WHAT THE TASK REQUIRES
Please write out the material that follows, exactly as it stands.

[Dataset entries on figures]
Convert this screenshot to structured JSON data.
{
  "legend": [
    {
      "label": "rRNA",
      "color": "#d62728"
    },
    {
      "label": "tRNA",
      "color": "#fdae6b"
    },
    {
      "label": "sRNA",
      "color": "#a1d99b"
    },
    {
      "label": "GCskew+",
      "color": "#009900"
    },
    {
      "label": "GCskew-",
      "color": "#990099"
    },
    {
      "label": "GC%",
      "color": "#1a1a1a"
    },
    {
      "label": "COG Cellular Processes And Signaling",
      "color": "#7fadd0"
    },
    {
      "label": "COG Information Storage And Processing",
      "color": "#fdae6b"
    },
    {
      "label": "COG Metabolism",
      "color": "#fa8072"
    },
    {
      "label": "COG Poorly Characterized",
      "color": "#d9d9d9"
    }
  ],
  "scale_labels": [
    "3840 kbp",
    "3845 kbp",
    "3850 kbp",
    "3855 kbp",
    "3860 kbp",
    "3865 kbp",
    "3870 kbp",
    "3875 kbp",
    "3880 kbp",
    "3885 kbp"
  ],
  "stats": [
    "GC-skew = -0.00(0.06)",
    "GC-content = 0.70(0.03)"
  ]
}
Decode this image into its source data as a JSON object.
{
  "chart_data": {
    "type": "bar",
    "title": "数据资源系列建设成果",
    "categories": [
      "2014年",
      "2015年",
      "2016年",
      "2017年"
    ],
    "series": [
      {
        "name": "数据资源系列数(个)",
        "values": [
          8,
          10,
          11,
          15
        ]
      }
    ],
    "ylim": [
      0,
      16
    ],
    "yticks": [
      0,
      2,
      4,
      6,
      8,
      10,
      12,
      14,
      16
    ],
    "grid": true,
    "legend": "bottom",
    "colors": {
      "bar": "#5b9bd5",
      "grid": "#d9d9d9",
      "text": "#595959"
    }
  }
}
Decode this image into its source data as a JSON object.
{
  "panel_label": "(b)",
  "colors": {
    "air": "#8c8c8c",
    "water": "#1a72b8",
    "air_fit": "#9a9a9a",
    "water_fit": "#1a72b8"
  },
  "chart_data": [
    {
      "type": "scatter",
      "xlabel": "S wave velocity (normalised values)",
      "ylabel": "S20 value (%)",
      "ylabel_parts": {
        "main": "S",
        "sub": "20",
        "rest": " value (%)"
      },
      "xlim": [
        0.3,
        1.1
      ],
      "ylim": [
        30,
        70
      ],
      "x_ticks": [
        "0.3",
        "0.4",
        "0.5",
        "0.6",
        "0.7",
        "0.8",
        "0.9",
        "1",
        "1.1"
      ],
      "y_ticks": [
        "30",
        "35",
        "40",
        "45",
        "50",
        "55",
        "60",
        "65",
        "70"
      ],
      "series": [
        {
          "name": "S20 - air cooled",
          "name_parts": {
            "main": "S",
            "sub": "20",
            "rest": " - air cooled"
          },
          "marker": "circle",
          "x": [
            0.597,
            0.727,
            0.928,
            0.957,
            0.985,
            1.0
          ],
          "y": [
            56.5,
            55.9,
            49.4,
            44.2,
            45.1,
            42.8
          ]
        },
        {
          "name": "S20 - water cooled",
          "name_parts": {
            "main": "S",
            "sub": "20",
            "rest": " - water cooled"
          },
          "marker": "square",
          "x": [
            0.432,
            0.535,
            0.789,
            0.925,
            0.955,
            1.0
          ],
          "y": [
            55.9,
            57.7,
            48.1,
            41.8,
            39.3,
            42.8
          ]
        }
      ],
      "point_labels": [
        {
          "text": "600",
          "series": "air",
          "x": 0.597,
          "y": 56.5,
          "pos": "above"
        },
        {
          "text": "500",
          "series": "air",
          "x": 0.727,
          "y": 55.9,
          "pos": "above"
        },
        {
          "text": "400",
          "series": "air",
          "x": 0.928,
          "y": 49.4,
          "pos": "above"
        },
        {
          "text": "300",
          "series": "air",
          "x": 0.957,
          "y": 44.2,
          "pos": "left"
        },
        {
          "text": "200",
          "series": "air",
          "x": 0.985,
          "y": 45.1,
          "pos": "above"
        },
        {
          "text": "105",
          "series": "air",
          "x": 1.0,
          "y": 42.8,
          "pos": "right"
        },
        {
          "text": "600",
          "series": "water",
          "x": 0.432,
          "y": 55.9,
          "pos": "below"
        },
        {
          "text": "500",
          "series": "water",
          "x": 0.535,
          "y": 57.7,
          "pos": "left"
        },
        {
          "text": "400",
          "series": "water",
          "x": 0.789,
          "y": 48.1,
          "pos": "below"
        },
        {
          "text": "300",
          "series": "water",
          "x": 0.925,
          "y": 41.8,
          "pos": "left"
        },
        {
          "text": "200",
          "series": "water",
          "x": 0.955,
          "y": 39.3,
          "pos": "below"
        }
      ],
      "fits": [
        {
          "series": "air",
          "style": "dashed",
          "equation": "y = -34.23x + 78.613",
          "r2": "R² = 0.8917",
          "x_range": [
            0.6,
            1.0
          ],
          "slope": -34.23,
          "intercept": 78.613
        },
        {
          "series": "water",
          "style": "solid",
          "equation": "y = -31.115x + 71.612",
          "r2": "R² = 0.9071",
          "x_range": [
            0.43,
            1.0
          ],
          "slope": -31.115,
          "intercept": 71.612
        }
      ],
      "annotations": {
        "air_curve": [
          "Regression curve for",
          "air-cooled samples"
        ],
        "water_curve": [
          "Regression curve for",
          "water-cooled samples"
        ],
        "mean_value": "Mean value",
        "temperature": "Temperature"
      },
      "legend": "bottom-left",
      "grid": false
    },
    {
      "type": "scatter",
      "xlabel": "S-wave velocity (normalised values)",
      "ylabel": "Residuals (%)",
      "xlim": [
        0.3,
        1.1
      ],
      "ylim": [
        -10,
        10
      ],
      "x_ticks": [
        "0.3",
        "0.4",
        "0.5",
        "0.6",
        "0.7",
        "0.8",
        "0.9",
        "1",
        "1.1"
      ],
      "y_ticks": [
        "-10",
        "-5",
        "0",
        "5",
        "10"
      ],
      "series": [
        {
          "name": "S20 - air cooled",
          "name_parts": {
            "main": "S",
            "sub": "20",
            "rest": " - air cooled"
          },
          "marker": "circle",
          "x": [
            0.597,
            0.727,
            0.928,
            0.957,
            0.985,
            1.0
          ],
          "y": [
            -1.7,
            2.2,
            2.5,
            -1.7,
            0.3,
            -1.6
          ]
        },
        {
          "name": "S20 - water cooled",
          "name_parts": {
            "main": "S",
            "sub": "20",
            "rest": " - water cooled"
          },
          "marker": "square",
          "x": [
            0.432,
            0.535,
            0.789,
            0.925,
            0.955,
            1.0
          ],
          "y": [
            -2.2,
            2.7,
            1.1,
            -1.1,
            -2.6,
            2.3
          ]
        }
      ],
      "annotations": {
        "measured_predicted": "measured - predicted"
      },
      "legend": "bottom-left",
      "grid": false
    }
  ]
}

PROBLEM SOLUTION
Convert this screenshot to structured JSON data.
{
  "legend": [
    {
      "label": "rRNA",
      "color": "#d62728"
    },
    {
      "label": "tRNA",
      "color": "#fdae6b"
    },
    {
      "label": "sRNA",
      "color": "#a1d99b"
    },
    {
      "label": "GCskew+",
      "color": "#009900"
    },
    {
      "label": "GCskew-",
      "color": "#990099"
    },
    {
      "label": "GC%",
      "color": "#1a1a1a"
    },
    {
      "label": "COG Cellular Processes And Signaling",
      "color": "#7fadd0"
    },
    {
      "label": "COG Information Storage And Processing",
      "color": "#fdae6b"
    },
    {
      "label": "COG Metabolism",
      "color": "#fa8072"
    },
    {
      "label": "COG Poorly Characterized",
      "color": "#d9d9d9"
    }
  ],
  "scale_labels": [
    "3840 kbp",
    "3845 kbp",
    "3850 kbp",
    "3855 kbp",
    "3860 kbp",
    "3865 kbp",
    "3870 kbp",
    "3875 kbp",
    "3880 kbp",
    "3885 kbp"
  ],
  "stats": [
    "GC-skew = -0.00(0.06)",
    "GC-content = 0.70(0.03)"
  ]
}
Decode this image into its source data as a JSON object.
{
  "chart_data": {
    "type": "bar",
    "title": "数据资源系列建设成果",
    "categories": [
      "2014年",
      "2015年",
      "2016年",
      "2017年"
    ],
    "series": [
      {
        "name": "数据资源系列数(个)",
        "values": [
          8,
          10,
          11,
          15
        ]
      }
    ],
    "ylim": [
      0,
      16
    ],
    "yticks": [
      0,
      2,
      4,
      6,
      8,
      10,
      12,
      14,
      16
    ],
    "grid": true,
    "legend": "bottom",
    "colors": {
      "bar": "#5b9bd5",
      "grid": "#d9d9d9",
      "text": "#595959"
    }
  }
}
Decode this image into its source data as a JSON object.
{
  "panel_label": "(b)",
  "colors": {
    "air": "#8c8c8c",
    "water": "#1a72b8",
    "air_fit": "#9a9a9a",
    "water_fit": "#1a72b8"
  },
  "chart_data": [
    {
      "type": "scatter",
      "xlabel": "S wave velocity (normalised values)",
      "ylabel": "S20 value (%)",
      "ylabel_parts": {
        "main": "S",
        "sub": "20",
        "rest": " value (%)"
      },
      "xlim": [
        0.3,
        1.1
      ],
      "ylim": [
        30,
        70
      ],
      "x_ticks": [
        "0.3",
        "0.4",
        "0.5",
        "0.6",
        "0.7",
        "0.8",
        "0.9",
        "1",
        "1.1"
      ],
      "y_ticks": [
        "30",
        "35",
        "40",
        "45",
        "50",
        "55",
        "60",
        "65",
        "70"
      ],
      "series": [
        {
          "name": "S20 - air cooled",
          "name_parts": {
            "main": "S",
            "sub": "20",
            "rest": " - air cooled"
          },
          "marker": "circle",
          "x": [
            0.597,
            0.727,
            0.928,
            0.957,
            0.985,
            1.0
          ],
          "y": [
            56.5,
            55.9,
            49.4,
            44.2,
            45.1,
            42.8
          ]
        },
        {
          "name": "S20 - water cooled",
          "name_parts": {
            "main": "S",
            "sub": "20",
            "rest": " - water cooled"
          },
          "marker": "square",
          "x": [
            0.432,
            0.535,
            0.789,
            0.925,
            0.955,
            1.0
          ],
          "y": [
            55.9,
            57.7,
            48.1,
            41.8,
            39.3,
            42.8
          ]
        }
      ],
      "point_labels": [
        {
          "text": "600",
          "series": "air",
          "x": 0.597,
          "y": 56.5,
          "pos": "above"
        },
        {
          "text": "500",
          "series": "air",
          "x": 0.727,
          "y": 55.9,
          "pos": "above"
        },
        {
          "text": "400",
          "series": "air",
          "x": 0.928,
          "y": 49.4,
          "pos": "above"
        },
        {
          "text": "300",
          "series": "air",
          "x": 0.957,
          "y": 44.2,
          "pos": "left"
        },
        {
          "text": "200",
          "series": "air",
          "x": 0.985,
          "y": 45.1,
          "pos": "above"
        },
        {
          "text": "105",
          "series": "air",
          "x": 1.0,
          "y": 42.8,
          "pos": "right"
        },
        {
          "text": "600",
          "series": "water",
          "x": 0.432,
          "y": 55.9,
          "pos": "below"
        },
        {
          "text": "500",
          "series": "water",
          "x": 0.535,
          "y": 57.7,
          "pos": "left"
        },
        {
          "text": "400",
          "series": "water",
          "x": 0.789,
          "y": 48.1,
          "pos": "below"
        },
        {
          "text": "300",
          "series": "water",
          "x": 0.925,
          "y": 41.8,
          "pos": "left"
        },
        {
          "text": "200",
          "series": "water",
          "x": 0.955,
          "y": 39.3,
          "pos": "below"
        }
      ],
      "fits": [
        {
          "series": "air",
          "style": "dashed",
          "equation": "y = -34.23x + 78.613",
          "r2": "R² = 0.8917",
          "x_range": [
            0.6,
            1.0
          ],
          "slope": -34.23,
          "intercept": 78.613
        },
        {
          "series": "water",
          "style": "solid",
          "equation": "y = -31.115x + 71.612",
          "r2": "R² = 0.9071",
          "x_range": [
            0.43,
            1.0
          ],
          "slope": -31.115,
          "intercept": 71.612
        }
      ],
      "annotations": {
        "air_curve": [
          "Regression curve for",
          "air-cooled samples"
        ],
        "water_curve": [
          "Regression curve for",
          "water-cooled samples"
        ],
        "mean_value": "Mean value",
        "temperature": "Temperature"
      },
      "legend": "bottom-left",
      "grid": false
    },
    {
      "type": "scatter",
      "xlabel": "S-wave velocity (normalised values)",
      "ylabel": "Residuals (%)",
      "xlim": [
        0.3,
        1.1
      ],
      "ylim": [
        -10,
        10
      ],
      "x_ticks": [
        "0.3",
        "0.4",
        "0.5",
        "0.6",
        "0.7",
        "0.8",
        "0.9",
        "1",
        "1.1"
      ],
      "y_ticks": [
        "-10",
        "-5",
        "0",
        "5",
        "10"
      ],
      "series": [
        {
          "name": "S20 - air cooled",
          "name_parts": {
            "main": "S",
            "sub": "20",
            "rest": " - air cooled"
          },
          "marker": "circle",
          "x": [
            0.597,
            0.727,
            0.928,
            0.957,
            0.985,
            1.0
          ],
          "y": [
            -1.7,
            2.2,
            2.5,
            -1.7,
            0.3,
            -1.6
          ]
        },
        {
          "name": "S20 - water cooled",
          "name_parts": {
            "main": "S",
            "sub": "20",
            "rest": " - water cooled"
          },
          "marker": "square",
          "x": [
            0.432,
            0.535,
            0.789,
            0.925,
            0.955,
            1.0
          ],
          "y": [
            -2.2,
            2.7,
            1.1,
            -1.1,
            -2.6,
            2.3
          ]
        }
      ],
      "annotations": {
        "measured_predicted": "measured - predicted"
      },
      "legend": "bottom-left",
      "grid": false
    }
  ]
}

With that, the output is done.